---------- ENTRIES SHOWN ----------
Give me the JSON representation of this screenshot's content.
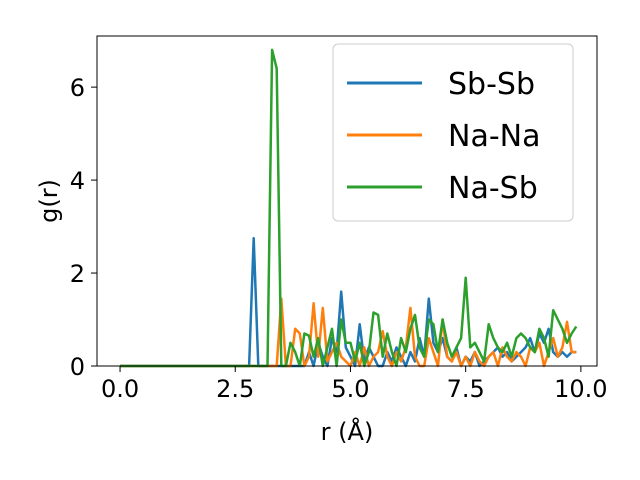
{
  "chart_data": {
    "type": "line",
    "xlabel": "r (Å)",
    "ylabel": "g(r)",
    "xlim": [
      -0.5,
      10.35
    ],
    "ylim": [
      0,
      7.1
    ],
    "xticks": [
      0.0,
      2.5,
      5.0,
      7.5,
      10.0
    ],
    "xtick_labels": [
      "0.0",
      "2.5",
      "5.0",
      "7.5",
      "10.0"
    ],
    "yticks": [
      0,
      2,
      4,
      6
    ],
    "ytick_labels": [
      "0",
      "2",
      "4",
      "6"
    ],
    "grid": false,
    "legend_position": "top-right",
    "series": [
      {
        "name": "Sb-Sb",
        "color": "#1f77b4",
        "x": [
          0.0,
          2.8,
          2.9,
          3.0,
          3.1,
          4.0,
          4.1,
          4.2,
          4.3,
          4.4,
          4.5,
          4.6,
          4.7,
          4.8,
          4.9,
          5.0,
          5.1,
          5.2,
          5.3,
          5.4,
          5.5,
          5.6,
          5.7,
          5.8,
          5.9,
          6.0,
          6.1,
          6.2,
          6.3,
          6.4,
          6.5,
          6.6,
          6.7,
          6.8,
          6.9,
          7.0,
          7.1,
          7.2,
          7.3,
          7.4,
          7.5,
          7.6,
          7.7,
          7.8,
          7.9,
          8.0,
          8.1,
          8.2,
          8.3,
          8.4,
          8.5,
          8.6,
          8.7,
          8.8,
          8.9,
          9.0,
          9.1,
          9.2,
          9.3,
          9.4,
          9.5,
          9.6,
          9.7,
          9.8,
          9.9
        ],
        "y": [
          0.0,
          0.0,
          2.75,
          0.0,
          0.0,
          0.0,
          0.3,
          0.0,
          0.5,
          0.2,
          0.0,
          0.6,
          0.3,
          1.6,
          0.4,
          0.2,
          0.0,
          0.9,
          0.1,
          0.4,
          0.2,
          0.0,
          0.0,
          0.3,
          0.1,
          0.4,
          0.2,
          0.0,
          0.3,
          0.1,
          0.6,
          0.2,
          1.45,
          0.5,
          0.3,
          0.6,
          0.2,
          0.1,
          0.4,
          0.0,
          0.2,
          0.1,
          0.3,
          0.0,
          0.1,
          0.2,
          0.3,
          0.4,
          0.2,
          0.3,
          0.1,
          0.2,
          0.3,
          0.4,
          0.6,
          0.3,
          0.7,
          0.5,
          0.8,
          0.3,
          0.2,
          0.3,
          0.2,
          0.3,
          0.3
        ]
      },
      {
        "name": "Na-Na",
        "color": "#ff7f0e",
        "x": [
          0.0,
          3.3,
          3.4,
          3.5,
          3.6,
          3.7,
          3.8,
          3.9,
          4.0,
          4.1,
          4.2,
          4.3,
          4.4,
          4.5,
          4.6,
          4.7,
          4.8,
          4.9,
          5.0,
          5.1,
          5.2,
          5.3,
          5.4,
          5.5,
          5.6,
          5.7,
          5.8,
          5.9,
          6.0,
          6.1,
          6.2,
          6.3,
          6.4,
          6.5,
          6.6,
          6.7,
          6.8,
          6.9,
          7.0,
          7.1,
          7.2,
          7.3,
          7.4,
          7.5,
          7.6,
          7.7,
          7.8,
          7.9,
          8.0,
          8.1,
          8.2,
          8.3,
          8.4,
          8.5,
          8.6,
          8.7,
          8.8,
          8.9,
          9.0,
          9.1,
          9.2,
          9.3,
          9.4,
          9.5,
          9.6,
          9.7,
          9.8,
          9.9
        ],
        "y": [
          0.0,
          0.0,
          0.0,
          1.45,
          0.0,
          0.0,
          0.8,
          0.7,
          0.0,
          0.2,
          1.35,
          0.2,
          1.25,
          0.1,
          0.3,
          0.5,
          0.2,
          0.1,
          0.0,
          0.3,
          0.0,
          0.4,
          0.0,
          0.2,
          0.3,
          0.75,
          0.2,
          0.0,
          0.3,
          0.1,
          0.4,
          1.25,
          0.2,
          0.0,
          0.0,
          0.6,
          0.3,
          0.0,
          1.0,
          0.2,
          0.1,
          0.3,
          0.0,
          0.2,
          0.0,
          0.3,
          0.1,
          0.0,
          0.2,
          0.3,
          0.0,
          0.4,
          0.2,
          0.1,
          0.3,
          0.2,
          0.0,
          0.4,
          0.3,
          0.5,
          0.0,
          0.3,
          0.6,
          0.2,
          0.4,
          0.95,
          0.3,
          0.3
        ]
      },
      {
        "name": "Na-Sb",
        "color": "#2ca02c",
        "x": [
          0.0,
          3.1,
          3.2,
          3.3,
          3.4,
          3.5,
          3.6,
          3.7,
          3.8,
          3.9,
          4.0,
          4.1,
          4.2,
          4.3,
          4.4,
          4.5,
          4.6,
          4.7,
          4.8,
          4.9,
          5.0,
          5.1,
          5.2,
          5.3,
          5.4,
          5.5,
          5.6,
          5.7,
          5.8,
          5.9,
          6.0,
          6.1,
          6.2,
          6.3,
          6.4,
          6.5,
          6.6,
          6.7,
          6.8,
          6.9,
          7.0,
          7.1,
          7.2,
          7.3,
          7.4,
          7.5,
          7.6,
          7.7,
          7.8,
          7.9,
          8.0,
          8.1,
          8.2,
          8.3,
          8.4,
          8.5,
          8.6,
          8.7,
          8.8,
          8.9,
          9.0,
          9.1,
          9.2,
          9.3,
          9.4,
          9.5,
          9.6,
          9.7,
          9.8,
          9.9
        ],
        "y": [
          0.0,
          0.0,
          0.0,
          6.8,
          6.4,
          0.0,
          0.0,
          0.5,
          0.3,
          0.0,
          0.7,
          0.65,
          0.2,
          0.6,
          0.0,
          0.4,
          0.8,
          0.0,
          1.0,
          0.5,
          0.5,
          0.1,
          0.5,
          0.0,
          0.3,
          1.15,
          1.1,
          0.2,
          0.7,
          0.3,
          0.0,
          0.6,
          0.3,
          0.8,
          1.1,
          0.4,
          0.2,
          1.0,
          0.9,
          0.3,
          1.0,
          0.5,
          0.2,
          0.4,
          0.6,
          1.9,
          0.4,
          0.5,
          0.3,
          0.1,
          0.9,
          0.6,
          0.4,
          0.3,
          0.5,
          0.2,
          0.6,
          0.7,
          0.6,
          0.4,
          0.3,
          0.8,
          0.6,
          0.2,
          1.2,
          1.0,
          0.8,
          0.5,
          0.7,
          0.85
        ]
      }
    ]
  }
}
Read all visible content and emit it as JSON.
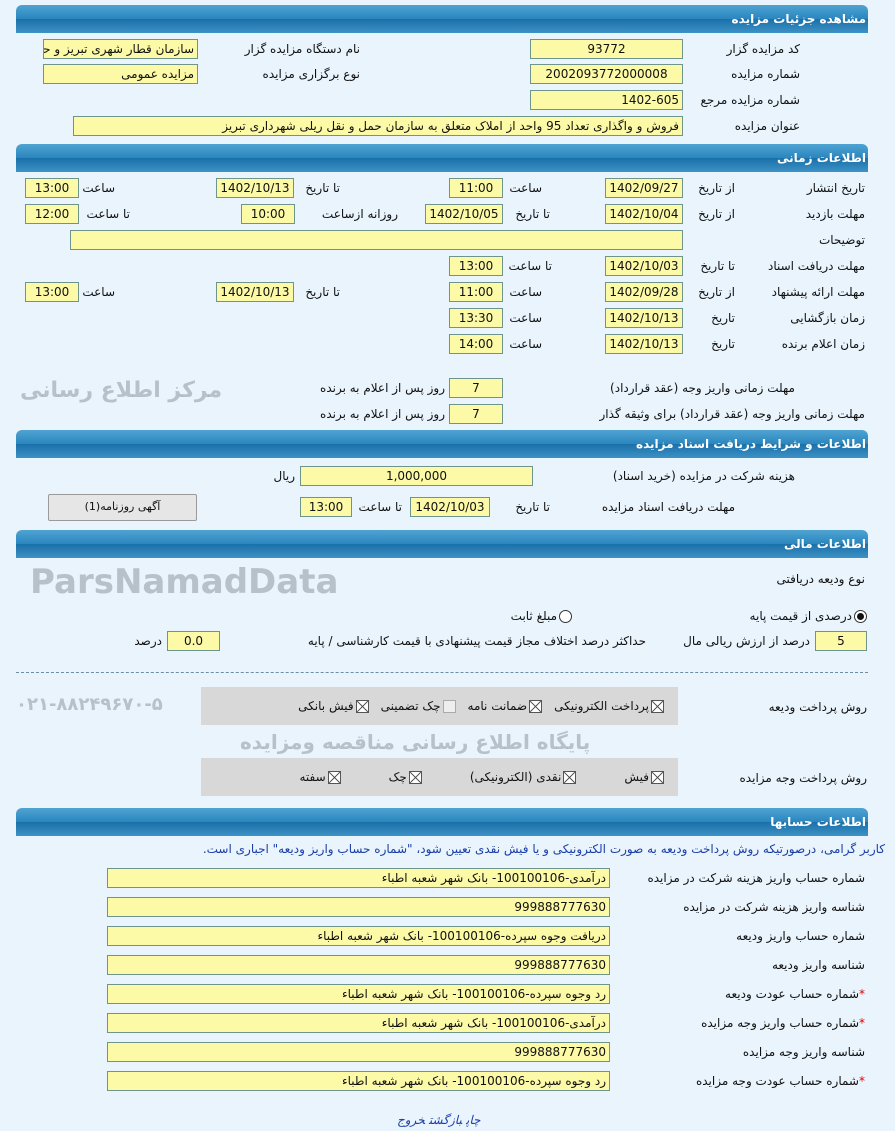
{
  "sections": {
    "details": "مشاهده جزئیات مزایده",
    "time": "اطلاعات زمانی",
    "docs": "اطلاعات و شرایط دریافت اسناد مزایده",
    "finance": "اطلاعات مالی",
    "accounts": "اطلاعات حسابها"
  },
  "details": {
    "code_label": "کد مزایده گزار",
    "code": "93772",
    "org_label": "نام دستگاه مزایده گزار",
    "org": "سازمان قطار شهری تبریز و حو",
    "number_label": "شماره مزایده",
    "number": "2002093772000008",
    "type_label": "نوع برگزاری مزایده",
    "type": "مزایده عمومی",
    "ref_label": "شماره مزایده مرجع",
    "ref": "1402-605",
    "title_label": "عنوان مزایده",
    "title": "فروش و واگذاری تعداد 95 واحد از املاک متعلق به سازمان حمل و نقل ریلی شهرداری تبریز"
  },
  "time": {
    "publish": {
      "label": "تاریخ انتشار",
      "from_label": "از تاریخ",
      "from": "1402/09/27",
      "time1_label": "ساعت",
      "time1": "11:00",
      "to_label": "تا تاریخ",
      "to": "1402/10/13",
      "time2_label": "ساعت",
      "time2": "13:00"
    },
    "visit": {
      "label": "مهلت بازدید",
      "from_label": "از تاریخ",
      "from": "1402/10/04",
      "to_label": "تا تاریخ",
      "to": "1402/10/05",
      "daily_label": "روزانه ازساعت",
      "daily": "10:00",
      "until_label": "تا ساعت",
      "until": "12:00"
    },
    "desc_label": "توضیحات",
    "desc": "",
    "docs": {
      "label": "مهلت دریافت اسناد",
      "to_label": "تا تاریخ",
      "to": "1402/10/03",
      "time_label": "تا ساعت",
      "time": "13:00"
    },
    "offer": {
      "label": "مهلت ارائه پیشنهاد",
      "from_label": "از تاریخ",
      "from": "1402/09/28",
      "time1_label": "ساعت",
      "time1": "11:00",
      "to_label": "تا تاریخ",
      "to": "1402/10/13",
      "time2_label": "ساعت",
      "time2": "13:00"
    },
    "opening": {
      "label": "زمان بازگشایی",
      "date_label": "تاریخ",
      "date": "1402/10/13",
      "time_label": "ساعت",
      "time": "13:30"
    },
    "winner": {
      "label": "زمان اعلام برنده",
      "date_label": "تاریخ",
      "date": "1402/10/13",
      "time_label": "ساعت",
      "time": "14:00"
    },
    "pay_label": "مهلت زمانی واریز وجه (عقد قرارداد)",
    "pay": "7",
    "pay_unit": "روز پس از اعلام به برنده",
    "pay2_label": "مهلت زمانی واریز وجه (عقد قرارداد) برای وثیقه گذار",
    "pay2": "7",
    "pay2_unit": "روز پس از اعلام به برنده"
  },
  "docs": {
    "fee_label": "هزینه شرکت در مزایده (خرید اسناد)",
    "fee": "1,000,000",
    "fee_unit": "ریال",
    "deadline_label": "مهلت دریافت اسناد مزایده",
    "to_label": "تا تاریخ",
    "to": "1402/10/03",
    "time_label": "تا ساعت",
    "time": "13:00",
    "ad_button": "آگهی روزنامه(1)"
  },
  "finance": {
    "deposit_type_label": "نوع ودیعه دریافتی",
    "radio_percent": "درصدی از قیمت پایه",
    "radio_fixed": "مبلغ ثابت",
    "selected": "percent",
    "percent": "5",
    "percent_label": "درصد از ارزش ریالی مال",
    "max_diff_label": "حداکثر درصد اختلاف مجاز قیمت پیشنهادی با قیمت کارشناسی / پایه",
    "max_diff": "0.0",
    "max_diff_unit": "درصد",
    "deposit_method_label": "روش پرداخت ودیعه",
    "deposit_methods": [
      {
        "label": "پرداخت الکترونیکی",
        "checked": true
      },
      {
        "label": "ضمانت نامه",
        "checked": true
      },
      {
        "label": "چک تضمینی",
        "checked": false
      },
      {
        "label": "فیش بانکی",
        "checked": true
      }
    ],
    "payment_method_label": "روش پرداخت وجه مزایده",
    "payment_methods": [
      {
        "label": "فیش",
        "checked": true
      },
      {
        "label": "نقدی (الکترونیکی)",
        "checked": true
      },
      {
        "label": "چک",
        "checked": true
      },
      {
        "label": "سفته",
        "checked": true
      }
    ]
  },
  "accounts": {
    "notice": "کاربر گرامی، درصورتیکه روش پرداخت ودیعه به صورت الکترونیکی و یا فیش نقدی تعیین شود، \"شماره حساب واریز ودیعه\" اجباری است.",
    "rows": [
      {
        "label": "شماره حساب واریز هزینه شرکت در مزایده",
        "value": "درآمدی-100100106- بانک شهر شعبه اطباء",
        "required": false
      },
      {
        "label": "شناسه واریز هزینه شرکت در مزایده",
        "value": "999888777630",
        "required": false
      },
      {
        "label": "شماره حساب واریز ودیعه",
        "value": "دریافت وجوه سپرده-100100106- بانک شهر شعبه اطباء",
        "required": false
      },
      {
        "label": "شناسه واریز ودیعه",
        "value": "999888777630",
        "required": false
      },
      {
        "label": "شماره حساب عودت ودیعه",
        "value": "رد وجوه سپرده-100100106- بانک شهر شعبه اطباء",
        "required": true
      },
      {
        "label": "شماره حساب واریز وجه مزایده",
        "value": "درآمدی-100100106- بانک شهر شعبه اطباء",
        "required": true
      },
      {
        "label": "شناسه واریز وجه مزایده",
        "value": "999888777630",
        "required": false
      },
      {
        "label": "شماره حساب عودت وجه مزایده",
        "value": "رد وجوه سپرده-100100106- بانک شهر شعبه اطباء",
        "required": true
      }
    ]
  },
  "footer": {
    "print": "چاپ",
    "back": "بازگشت",
    "exit": "خروج"
  },
  "watermark": {
    "brand": "ParsNamadData",
    "line1": "مرکز اطلاع رسانی",
    "line2": "پایگاه اطلاع رسانی مناقصه ومزایده",
    "phone": "۰۲۱-۸۸۲۴۹۶۷۰-۵"
  }
}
----------
— REQUIREMENT —
Find and copy each line above that includes the string "شماره".

— COMPLETED EXERCISE —
    "number_label": "شماره مزایده",
    "ref_label": "شماره مزایده مرجع",
    "notice": "کاربر گرامی، درصورتیکه روش پرداخت ودیعه به صورت الکترونیکی و یا فیش نقدی تعیین شود، \"شماره حساب واریز ودیعه\" اجباری است.",
        "label": "شماره حساب واریز هزینه شرکت در مزایده",
        "label": "شماره حساب واریز ودیعه",
        "label": "شماره حساب عودت ودیعه",
        "label": "شماره حساب واریز وجه مزایده",
        "label": "شماره حساب عودت وجه مزایده",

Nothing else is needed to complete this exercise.